Copy out each line exactly; pictures stay out of the copy.

[Data excerpts]
------------------------------

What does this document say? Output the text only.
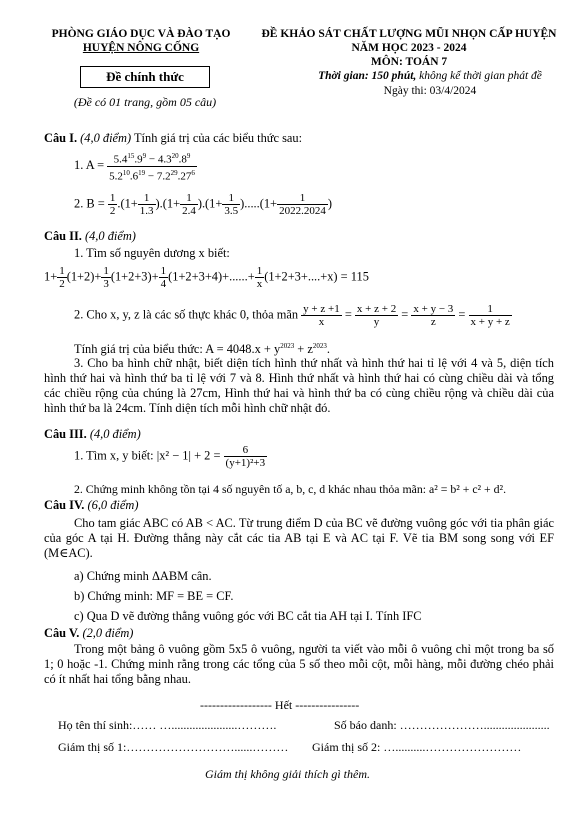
PHÒNG GIÁO DỤC VÀ ĐÀO TẠO
HUYỆN NÔNG CỐNG
Đề chính thức
(Đề có 01 trang, gồm 05 câu)
ĐỀ KHẢO SÁT CHẤT LƯỢNG MŨI NHỌN CẤP HUYỆN
NĂM HỌC 2023 - 2024
MÔN: TOÁN 7
Thời gian: 150 phút, không kể thời gian phát đề
Ngày thi: 03/4/2024
Câu I. (4,0 điểm) Tính giá trị của các biểu thức sau:
1. $A = \frac{5.4^{15}.9^9 - 4.3^{20}.8^9}{5.2^{10}.6^{19} - 7.2^{29}.27^6}$
2. $B = \frac{1}{2} .(1+ \frac{1}{1.3} ).(1+ \frac{1}{2.4} ).(1+ \frac{1}{3.5} ).....(1+ \frac{1}{2022.2024}$ )
Câu II. (4,0 điểm)
1. Tìm số nguyên dương x biết:
$1+ \frac{1}{2} (1+2)+ \frac{1}{3} (1+2+3)+ \frac{1}{4} (1+2+3+4)+......+ \frac{1}{x} (1+2+3+....+x) = 115$
2. Cho x, y, z là các số thực khác 0, thỏa mãn $\frac{y + z +1}{x} = \frac{x + z + 2}{y} = \frac{x + y - 3}{z} = \frac{1}{x + y + z}$
Tính giá trị của biểu thức: $A = 4048.x + y^{2023} + z^{2023}$.
3. Cho ba hình chữ nhật, biết diện tích hình thứ nhất và hình thứ hai tỉ lệ với 4 và 5, diện tích hình thứ hai và hình thứ ba tỉ lệ với 7 và 8. Hình thứ nhất và hình thứ hai có cùng chiều dài và tổng các chiều rộng của chúng là 27cm, Hình thứ hai và hình thứ ba có cùng chiều rộng và chiều dài của hình thứ ba là 24cm. Tính diện tích mỗi hình chữ nhật đó.
Câu III. (4,0 điểm)
1. Tìm x, y biết: $|x^2 - 1| + 2 = \frac{6}{\text{(y+1)²+3}}$
2. Chứng minh không tồn tại 4 số nguyên tố a, b, c, d khác nhau thỏa mãn: a² = b² + c² + d².
Câu IV. (6,0 điểm)
Cho tam giác ABC có AB < AC. Từ trung điểm D của BC vẽ đường vuông góc với tia phân giác của góc A tại H. Đường thẳng này cắt các tia AB tại E và AC tại F. Vẽ tia BM song song với EF (M∈AC).
a) Chứng minh ΔABM cân.
b) Chứng minh: MF = BE = CF.
c) Qua D vẽ đường thẳng vuông góc với BC cắt tia AH tại I. Tính IFC
Câu V. (2,0 điểm)
Trong một bảng ô vuông gồm 5x5 ô vuông, người ta viết vào mỗi ô vuông chỉ một trong ba số 1; 0 hoặc -1. Chứng minh rằng trong các tổng của 5 số theo mỗi cột, mỗi hàng, mỗi đường chéo phải có ít nhất hai tổng bằng nhau.
------------------ Hết ----------------
Họ tên thí sinh:…… …......................……….	Số báo danh: …………………......................
Giám thị số 1:………………………......……… Giám thị số 2: …..........……………………
Giám thị không giải thích gì thêm.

------------------------------

--- Task solution ---
What does this document say? Output the text only.
PHÒNG GIÁO DỤC VÀ ĐÀO TẠO
HUYỆN NÔNG CỐNG
Đề chính thức
(Đề có 01 trang, gồm 05 câu)
ĐỀ KHẢO SÁT CHẤT LƯỢNG MŨI NHỌN CẤP HUYỆN
NĂM HỌC 2023 - 2024
MÔN: TOÁN 7
Thời gian: 150 phút, không kể thời gian phát đề
Ngày thi: 03/4/2024
Câu I. (4,0 điểm) Tính giá trị của các biểu thức sau:
1. $A = \frac{5.4^{15}.9^9 - 4.3^{20}.8^9}{5.2^{10}.6^{19} - 7.2^{29}.27^6}$
2. $B = \frac{1}{2} .(1+ \frac{1}{1.3} ).(1+ \frac{1}{2.4} ).(1+ \frac{1}{3.5} ).....(1+ \frac{1}{2022.2024}$ )
Câu II. (4,0 điểm)
1. Tìm số nguyên dương x biết:
$1+ \frac{1}{2} (1+2)+ \frac{1}{3} (1+2+3)+ \frac{1}{4} (1+2+3+4)+......+ \frac{1}{x} (1+2+3+....+x) = 115$
2. Cho x, y, z là các số thực khác 0, thỏa mãn $\frac{y + z +1}{x} = \frac{x + z + 2}{y} = \frac{x + y - 3}{z} = \frac{1}{x + y + z}$
Tính giá trị của biểu thức: $A = 4048.x + y^{2023} + z^{2023}$.
3. Cho ba hình chữ nhật, biết diện tích hình thứ nhất và hình thứ hai tỉ lệ với 4 và 5, diện tích hình thứ hai và hình thứ ba tỉ lệ với 7 và 8. Hình thứ nhất và hình thứ hai có cùng chiều dài và tổng các chiều rộng của chúng là 27cm, Hình thứ hai và hình thứ ba có cùng chiều rộng và chiều dài của hình thứ ba là 24cm. Tính diện tích mỗi hình chữ nhật đó.
Câu III. (4,0 điểm)
1. Tìm x, y biết: $|x^2 - 1| + 2 = \frac{6}{\text{(y+1)²+3}}$
2. Chứng minh không tồn tại 4 số nguyên tố a, b, c, d khác nhau thỏa mãn: a² = b² + c² + d².
Câu IV. (6,0 điểm)
Cho tam giác ABC có AB < AC. Từ trung điểm D của BC vẽ đường vuông góc với tia phân giác của góc A tại H. Đường thẳng này cắt các tia AB tại E và AC tại F. Vẽ tia BM song song với EF (M∈AC).
a) Chứng minh ΔABM cân.
b) Chứng minh: MF = BE = CF.
c) Qua D vẽ đường thẳng vuông góc với BC cắt tia AH tại I. Tính IFC
Câu V. (2,0 điểm)
Trong một bảng ô vuông gồm 5x5 ô vuông, người ta viết vào mỗi ô vuông chỉ một trong ba số 1; 0 hoặc -1. Chứng minh rằng trong các tổng của 5 số theo mỗi cột, mỗi hàng, mỗi đường chéo phải có ít nhất hai tổng bằng nhau.
------------------ Hết ----------------
Họ tên thí sinh:…… …......................……….	Số báo danh: …………………......................
Giám thị số 1:………………………......……… Giám thị số 2: …..........……………………
Giám thị không giải thích gì thêm.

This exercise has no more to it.